**Directions**. Reproduce the lines of the material exactly, excluding every image.

**Dataset rows**.
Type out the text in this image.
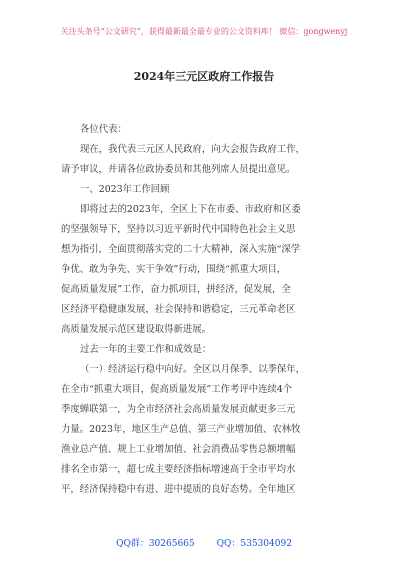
关注头条号“公文研究”，获得最新最全最专业的公文资料库！ 微信：gongwenyj
2024年三元区政府工作报告
各位代表：
现在，我代表三元区人民政府，向大会报告政府工作，
请予审议，并请各位政协委员和其他列席人员提出意见。
一、2023年工作回顾
即将过去的2023年，全区上下在市委、市政府和区委
的坚强领导下，坚持以习近平新时代中国特色社会主义思
想为指引，全面贯彻落实党的二十大精神，深入实施“深学
争优、敢为争先、实干争效”行动，围绕“抓重大项目，
促高质量发展”工作，奋力抓项目，拼经济，促发展，全
区经济平稳健康发展，社会保持和谐稳定，三元革命老区
高质量发展示范区建设取得新进展。
过去一年的主要工作和成效是：
（一）经济运行稳中向好。全区以月保季、以季保年，
在全市“抓重大项目，促高质量发展”工作考评中连续4个
季度蝉联第一，为全市经济社会高质量发展贡献更多三元
力量。2023年，地区生产总值、第三产业增加值、农林牧
渔业总产值、规上工业增加值、社会消费品零售总额增幅
排名全市第一，超七成主要经济指标增速高于全市平均水
平，经济保持稳中有进、进中提质的良好态势。全年地区
QQ群：30265665 QQ：535304092
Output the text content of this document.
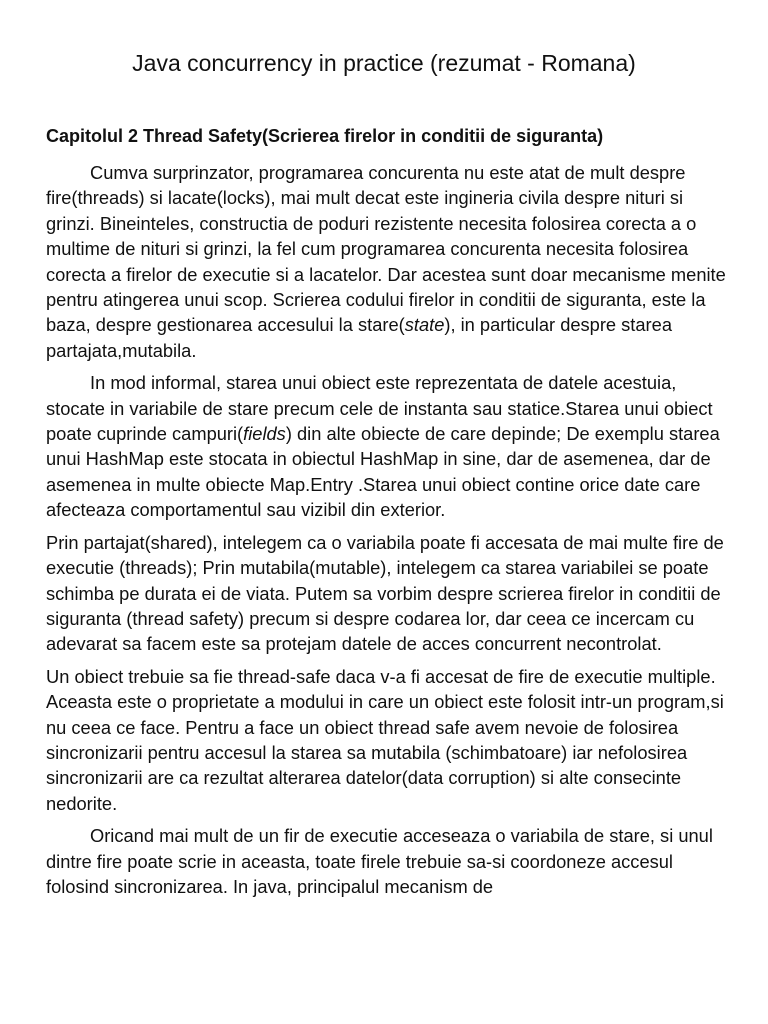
Java concurrency in practice (rezumat - Romana)
Capitolul 2 Thread Safety(Scrierea firelor in conditii de siguranta)

Cumva surprinzator, programarea concurenta nu este atat de mult despre fire(threads) si lacate(locks), mai mult decat este ingineria civila despre nituri si grinzi. Bineinteles, constructia de poduri rezistente necesita folosirea corecta a o multime de nituri si grinzi, la fel cum programarea concurenta necesita folosirea corecta a firelor de executie si a lacatelor. Dar acestea sunt doar mecanisme menite pentru atingerea unui scop. Scrierea codului firelor in conditii de siguranta, este la baza, despre gestionarea accesului la stare(state), in particular despre starea partajata,mutabila.

In mod informal, starea unui obiect este reprezentata de datele acestuia, stocate in variabile de stare precum cele de instanta sau statice.Starea unui obiect poate cuprinde campuri(fields) din alte obiecte de care depinde; De exemplu starea unui HashMap este stocata in obiectul HashMap in sine, dar de asemenea, dar de asemenea in multe obiecte Map.Entry .Starea unui obiect contine orice date care afecteaza comportamentul sau vizibil din exterior.

Prin partajat(shared), intelegem ca o variabila poate fi accesata de mai multe fire de executie (threads); Prin mutabila(mutable), intelegem ca starea variabilei se poate schimba pe durata ei de viata. Putem sa vorbim despre scrierea firelor in conditii de siguranta (thread safety) precum si despre codarea lor, dar ceea ce incercam cu adevarat sa facem este sa protejam datele de acces concurrent necontrolat.

Un obiect trebuie sa fie thread-safe daca v-a fi accesat de fire de executie multiple. Aceasta este o proprietate a modului in care un obiect este folosit intr-un program,si nu ceea ce face. Pentru a face un obiect thread safe avem nevoie de folosirea sincronizarii pentru accesul la starea sa mutabila (schimbatoare) iar nefolosirea sincronizarii are ca rezultat alterarea datelor(data corruption) si alte consecinte nedorite.

Oricand mai mult de un fir de executie acceseaza o variabila de stare, si unul dintre fire poate scrie in aceasta, toate firele trebuie sa-si coordoneze accesul folosind sincronizarea. In java, principalul mecanism de
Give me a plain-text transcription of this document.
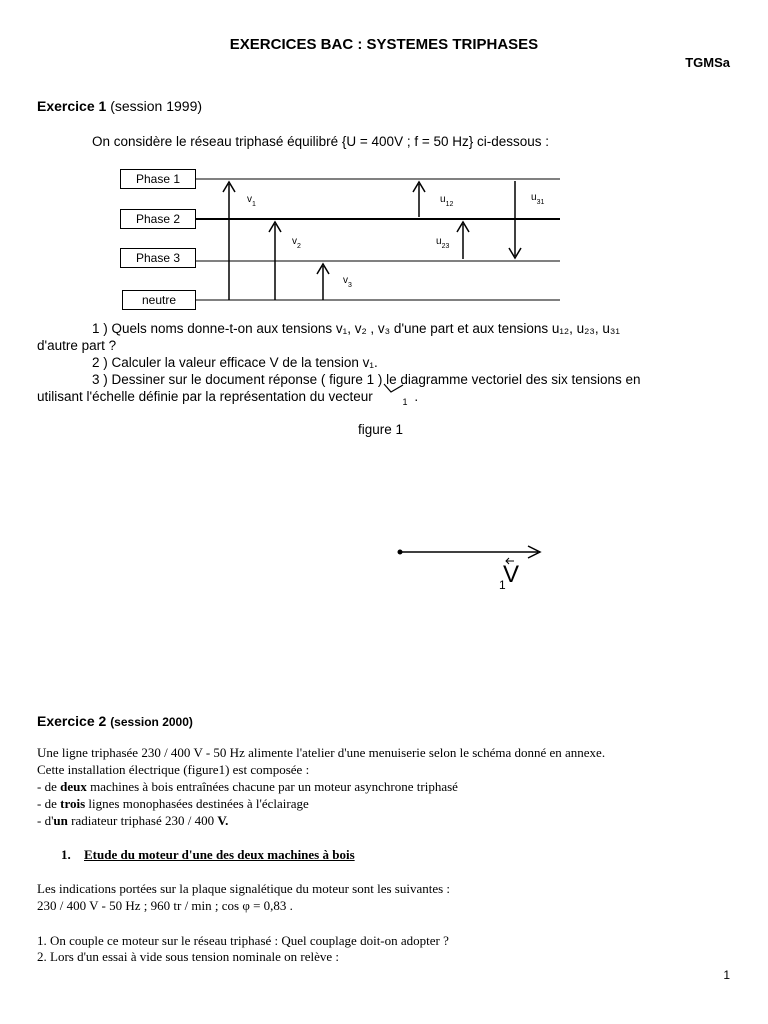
EXERCICES BAC : SYSTEMES TRIPHASES
TGMSa
Exercice 1 (session 1999)
On considère le réseau triphasé équilibré {U = 400V ; f = 50 Hz} ci-dessous :
$v_1$
$v_2$
$v_3$
$u_{12}$
$u_{23}$
$u_{31}$
Phase 1
Phase 2
Phase 3
neutre
1 ) Quels noms donne-t-on aux tensions v₁, v₂ , v₃ d'une part et aux tensions u₁₂, u₂₃, u₃₁
d'autre part ?
2 ) Calculer la valeur efficace V de la tension v₁.
3 ) Dessiner sur le document réponse ( figure 1 ) le diagramme vectoriel des six tensions en
utilisant l'échelle définie par la représentation du vecteur	1 .
figure 1
V
1
Exercice 2 (session 2000)
Une ligne triphasée 230 / 400 V - 50 Hz alimente l'atelier d'une menuiserie selon le schéma donné en annexe.
Cette installation électrique (figure1) est composée :
- de deux machines à bois entraînées chacune par un moteur asynchrone triphasé
- de trois lignes monophasées destinées à l'éclairage
- d'un radiateur triphasé 230 / 400 V.
1. Etude du moteur d'une des deux machines à bois
Les indications portées sur la plaque signalétique du moteur sont les suivantes :
230 / 400 V - 50 Hz ; 960 tr / min ; cos φ = 0,83 .
1. On couple ce moteur sur le réseau triphasé : Quel couplage doit-on adopter ?
2. Lors d'un essai à vide sous tension nominale on relève :
1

**Response below**.
Type out the text in this image.
关注头条号“公文研究”，获得最新最全最专业的公文资料库！ 微信：gongwenyj
2024年三元区政府工作报告
各位代表：
现在，我代表三元区人民政府，向大会报告政府工作，
请予审议，并请各位政协委员和其他列席人员提出意见。
一、2023年工作回顾
即将过去的2023年，全区上下在市委、市政府和区委
的坚强领导下，坚持以习近平新时代中国特色社会主义思
想为指引，全面贯彻落实党的二十大精神，深入实施“深学
争优、敢为争先、实干争效”行动，围绕“抓重大项目，
促高质量发展”工作，奋力抓项目，拼经济，促发展，全
区经济平稳健康发展，社会保持和谐稳定，三元革命老区
高质量发展示范区建设取得新进展。
过去一年的主要工作和成效是：
（一）经济运行稳中向好。全区以月保季、以季保年，
在全市“抓重大项目，促高质量发展”工作考评中连续4个
季度蝉联第一，为全市经济社会高质量发展贡献更多三元
力量。2023年，地区生产总值、第三产业增加值、农林牧
渔业总产值、规上工业增加值、社会消费品零售总额增幅
排名全市第一，超七成主要经济指标增速高于全市平均水
平，经济保持稳中有进、进中提质的良好态势。全年地区
QQ群：30265665 QQ：535304092
Output the text content of this document.
Java concurrency in practice (rezumat - Romana)
Capitolul 2 Thread Safety(Scrierea firelor in conditii de siguranta)

Cumva surprinzator, programarea concurenta nu este atat de mult despre fire(threads) si lacate(locks), mai mult decat este ingineria civila despre nituri si grinzi. Bineinteles, constructia de poduri rezistente necesita folosirea corecta a o multime de nituri si grinzi, la fel cum programarea concurenta necesita folosirea corecta a firelor de executie si a lacatelor. Dar acestea sunt doar mecanisme menite pentru atingerea unui scop. Scrierea codului firelor in conditii de siguranta, este la baza, despre gestionarea accesului la stare(state), in particular despre starea partajata,mutabila.

In mod informal, starea unui obiect este reprezentata de datele acestuia, stocate in variabile de stare precum cele de instanta sau statice.Starea unui obiect poate cuprinde campuri(fields) din alte obiecte de care depinde; De exemplu starea unui HashMap este stocata in obiectul HashMap in sine, dar de asemenea, dar de asemenea in multe obiecte Map.Entry .Starea unui obiect contine orice date care afecteaza comportamentul sau vizibil din exterior.

Prin partajat(shared), intelegem ca o variabila poate fi accesata de mai multe fire de executie (threads); Prin mutabila(mutable), intelegem ca starea variabilei se poate schimba pe durata ei de viata. Putem sa vorbim despre scrierea firelor in conditii de siguranta (thread safety) precum si despre codarea lor, dar ceea ce incercam cu adevarat sa facem este sa protejam datele de acces concurrent necontrolat.

Un obiect trebuie sa fie thread-safe daca v-a fi accesat de fire de executie multiple. Aceasta este o proprietate a modului in care un obiect este folosit intr-un program,si nu ceea ce face. Pentru a face un obiect thread safe avem nevoie de folosirea sincronizarii pentru accesul la starea sa mutabila (schimbatoare) iar nefolosirea sincronizarii are ca rezultat alterarea datelor(data corruption) si alte consecinte nedorite.

Oricand mai mult de un fir de executie acceseaza o variabila de stare, si unul dintre fire poate scrie in aceasta, toate firele trebuie sa-si coordoneze accesul folosind sincronizarea. In java, principalul mecanism de
Give me a plain-text transcription of this document.
EXERCICES BAC : SYSTEMES TRIPHASES
TGMSa
Exercice 1 (session 1999)
On considère le réseau triphasé équilibré {U = 400V ; f = 50 Hz} ci-dessous :
$v_1$
$v_2$
$v_3$
$u_{12}$
$u_{23}$
$u_{31}$
Phase 1
Phase 2
Phase 3
neutre
1 ) Quels noms donne-t-on aux tensions v₁, v₂ , v₃ d'une part et aux tensions u₁₂, u₂₃, u₃₁
d'autre part ?
2 ) Calculer la valeur efficace V de la tension v₁.
3 ) Dessiner sur le document réponse ( figure 1 ) le diagramme vectoriel des six tensions en
utilisant l'échelle définie par la représentation du vecteur	1 .
figure 1
V
1
Exercice 2 (session 2000)
Une ligne triphasée 230 / 400 V - 50 Hz alimente l'atelier d'une menuiserie selon le schéma donné en annexe.
Cette installation électrique (figure1) est composée :
- de deux machines à bois entraînées chacune par un moteur asynchrone triphasé
- de trois lignes monophasées destinées à l'éclairage
- d'un radiateur triphasé 230 / 400 V.
1. Etude du moteur d'une des deux machines à bois
Les indications portées sur la plaque signalétique du moteur sont les suivantes :
230 / 400 V - 50 Hz ; 960 tr / min ; cos φ = 0,83 .
1. On couple ce moteur sur le réseau triphasé : Quel couplage doit-on adopter ?
2. Lors d'un essai à vide sous tension nominale on relève :
1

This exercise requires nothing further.